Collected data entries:
------------------------------------------------

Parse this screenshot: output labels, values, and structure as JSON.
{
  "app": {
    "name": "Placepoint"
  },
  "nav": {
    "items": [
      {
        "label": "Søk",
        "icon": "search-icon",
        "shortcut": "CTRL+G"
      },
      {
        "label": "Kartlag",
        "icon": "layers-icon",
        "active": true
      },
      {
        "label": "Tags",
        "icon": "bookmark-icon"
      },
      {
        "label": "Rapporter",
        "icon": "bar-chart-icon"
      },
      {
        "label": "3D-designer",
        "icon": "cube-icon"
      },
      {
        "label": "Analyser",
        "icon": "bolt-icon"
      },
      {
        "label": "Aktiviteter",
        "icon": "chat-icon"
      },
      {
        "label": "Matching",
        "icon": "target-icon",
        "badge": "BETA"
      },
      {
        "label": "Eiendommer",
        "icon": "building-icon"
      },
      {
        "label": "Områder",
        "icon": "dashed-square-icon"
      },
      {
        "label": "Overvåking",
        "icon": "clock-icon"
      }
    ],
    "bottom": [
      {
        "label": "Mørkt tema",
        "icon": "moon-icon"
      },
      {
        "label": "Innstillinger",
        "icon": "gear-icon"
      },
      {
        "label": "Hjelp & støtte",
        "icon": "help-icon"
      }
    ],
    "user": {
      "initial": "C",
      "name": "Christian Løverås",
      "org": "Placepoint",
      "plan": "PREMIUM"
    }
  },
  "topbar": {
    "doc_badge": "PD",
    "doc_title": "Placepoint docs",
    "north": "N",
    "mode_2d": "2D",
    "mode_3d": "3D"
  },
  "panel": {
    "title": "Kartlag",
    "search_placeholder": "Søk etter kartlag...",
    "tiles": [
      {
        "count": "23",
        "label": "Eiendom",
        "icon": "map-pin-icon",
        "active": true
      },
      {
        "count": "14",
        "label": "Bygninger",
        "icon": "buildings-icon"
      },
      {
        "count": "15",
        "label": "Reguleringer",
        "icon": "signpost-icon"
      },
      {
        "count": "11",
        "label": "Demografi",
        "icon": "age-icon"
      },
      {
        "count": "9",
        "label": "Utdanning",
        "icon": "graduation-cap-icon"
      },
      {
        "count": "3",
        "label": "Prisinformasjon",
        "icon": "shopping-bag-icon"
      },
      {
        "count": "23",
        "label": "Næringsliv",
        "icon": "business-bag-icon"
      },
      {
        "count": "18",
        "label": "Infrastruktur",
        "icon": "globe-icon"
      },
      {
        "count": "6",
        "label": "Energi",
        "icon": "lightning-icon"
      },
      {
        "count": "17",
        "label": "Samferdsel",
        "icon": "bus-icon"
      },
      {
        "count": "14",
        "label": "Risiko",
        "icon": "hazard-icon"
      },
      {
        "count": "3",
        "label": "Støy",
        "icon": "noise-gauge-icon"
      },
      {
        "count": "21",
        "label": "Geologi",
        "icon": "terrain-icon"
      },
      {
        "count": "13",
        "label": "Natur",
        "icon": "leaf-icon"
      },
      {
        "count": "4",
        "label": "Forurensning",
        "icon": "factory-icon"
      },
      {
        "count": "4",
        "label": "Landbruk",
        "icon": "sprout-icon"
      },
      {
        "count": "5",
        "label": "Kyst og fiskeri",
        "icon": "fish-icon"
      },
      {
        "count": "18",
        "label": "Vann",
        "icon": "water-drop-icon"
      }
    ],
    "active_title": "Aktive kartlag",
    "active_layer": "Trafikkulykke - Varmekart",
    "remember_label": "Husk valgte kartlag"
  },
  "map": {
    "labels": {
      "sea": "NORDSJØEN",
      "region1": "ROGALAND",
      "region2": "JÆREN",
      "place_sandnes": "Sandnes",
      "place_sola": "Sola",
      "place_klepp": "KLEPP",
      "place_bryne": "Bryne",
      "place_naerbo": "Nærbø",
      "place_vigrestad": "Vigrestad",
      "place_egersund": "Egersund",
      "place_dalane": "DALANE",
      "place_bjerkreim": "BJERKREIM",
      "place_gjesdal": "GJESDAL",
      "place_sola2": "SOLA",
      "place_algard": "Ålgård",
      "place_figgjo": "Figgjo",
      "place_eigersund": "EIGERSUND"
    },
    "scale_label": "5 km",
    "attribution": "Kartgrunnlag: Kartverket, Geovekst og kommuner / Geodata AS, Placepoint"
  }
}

------------------------------------------------

WHAT TO PRODUCE: Copy all data exactly, start to finish.

COMPLETED TASK:
Parse this screenshot: output labels, values, and structure as JSON.
{
  "app": {
    "name": "Placepoint"
  },
  "nav": {
    "items": [
      {
        "label": "Søk",
        "icon": "search-icon",
        "shortcut": "CTRL+G"
      },
      {
        "label": "Kartlag",
        "icon": "layers-icon",
        "active": true
      },
      {
        "label": "Tags",
        "icon": "bookmark-icon"
      },
      {
        "label": "Rapporter",
        "icon": "bar-chart-icon"
      },
      {
        "label": "3D-designer",
        "icon": "cube-icon"
      },
      {
        "label": "Analyser",
        "icon": "bolt-icon"
      },
      {
        "label": "Aktiviteter",
        "icon": "chat-icon"
      },
      {
        "label": "Matching",
        "icon": "target-icon",
        "badge": "BETA"
      },
      {
        "label": "Eiendommer",
        "icon": "building-icon"
      },
      {
        "label": "Områder",
        "icon": "dashed-square-icon"
      },
      {
        "label": "Overvåking",
        "icon": "clock-icon"
      }
    ],
    "bottom": [
      {
        "label": "Mørkt tema",
        "icon": "moon-icon"
      },
      {
        "label": "Innstillinger",
        "icon": "gear-icon"
      },
      {
        "label": "Hjelp & støtte",
        "icon": "help-icon"
      }
    ],
    "user": {
      "initial": "C",
      "name": "Christian Løverås",
      "org": "Placepoint",
      "plan": "PREMIUM"
    }
  },
  "topbar": {
    "doc_badge": "PD",
    "doc_title": "Placepoint docs",
    "north": "N",
    "mode_2d": "2D",
    "mode_3d": "3D"
  },
  "panel": {
    "title": "Kartlag",
    "search_placeholder": "Søk etter kartlag...",
    "tiles": [
      {
        "count": "23",
        "label": "Eiendom",
        "icon": "map-pin-icon",
        "active": true
      },
      {
        "count": "14",
        "label": "Bygninger",
        "icon": "buildings-icon"
      },
      {
        "count": "15",
        "label": "Reguleringer",
        "icon": "signpost-icon"
      },
      {
        "count": "11",
        "label": "Demografi",
        "icon": "age-icon"
      },
      {
        "count": "9",
        "label": "Utdanning",
        "icon": "graduation-cap-icon"
      },
      {
        "count": "3",
        "label": "Prisinformasjon",
        "icon": "shopping-bag-icon"
      },
      {
        "count": "23",
        "label": "Næringsliv",
        "icon": "business-bag-icon"
      },
      {
        "count": "18",
        "label": "Infrastruktur",
        "icon": "globe-icon"
      },
      {
        "count": "6",
        "label": "Energi",
        "icon": "lightning-icon"
      },
      {
        "count": "17",
        "label": "Samferdsel",
        "icon": "bus-icon"
      },
      {
        "count": "14",
        "label": "Risiko",
        "icon": "hazard-icon"
      },
      {
        "count": "3",
        "label": "Støy",
        "icon": "noise-gauge-icon"
      },
      {
        "count": "21",
        "label": "Geologi",
        "icon": "terrain-icon"
      },
      {
        "count": "13",
        "label": "Natur",
        "icon": "leaf-icon"
      },
      {
        "count": "4",
        "label": "Forurensning",
        "icon": "factory-icon"
      },
      {
        "count": "4",
        "label": "Landbruk",
        "icon": "sprout-icon"
      },
      {
        "count": "5",
        "label": "Kyst og fiskeri",
        "icon": "fish-icon"
      },
      {
        "count": "18",
        "label": "Vann",
        "icon": "water-drop-icon"
      }
    ],
    "active_title": "Aktive kartlag",
    "active_layer": "Trafikkulykke - Varmekart",
    "remember_label": "Husk valgte kartlag"
  },
  "map": {
    "labels": {
      "sea": "NORDSJØEN",
      "region1": "ROGALAND",
      "region2": "JÆREN",
      "place_sandnes": "Sandnes",
      "place_sola": "Sola",
      "place_klepp": "KLEPP",
      "place_bryne": "Bryne",
      "place_naerbo": "Nærbø",
      "place_vigrestad": "Vigrestad",
      "place_egersund": "Egersund",
      "place_dalane": "DALANE",
      "place_bjerkreim": "BJERKREIM",
      "place_gjesdal": "GJESDAL",
      "place_sola2": "SOLA",
      "place_algard": "Ålgård",
      "place_figgjo": "Figgjo",
      "place_eigersund": "EIGERSUND"
    },
    "scale_label": "5 km",
    "attribution": "Kartgrunnlag: Kartverket, Geovekst og kommuner / Geodata AS, Placepoint"
  }
}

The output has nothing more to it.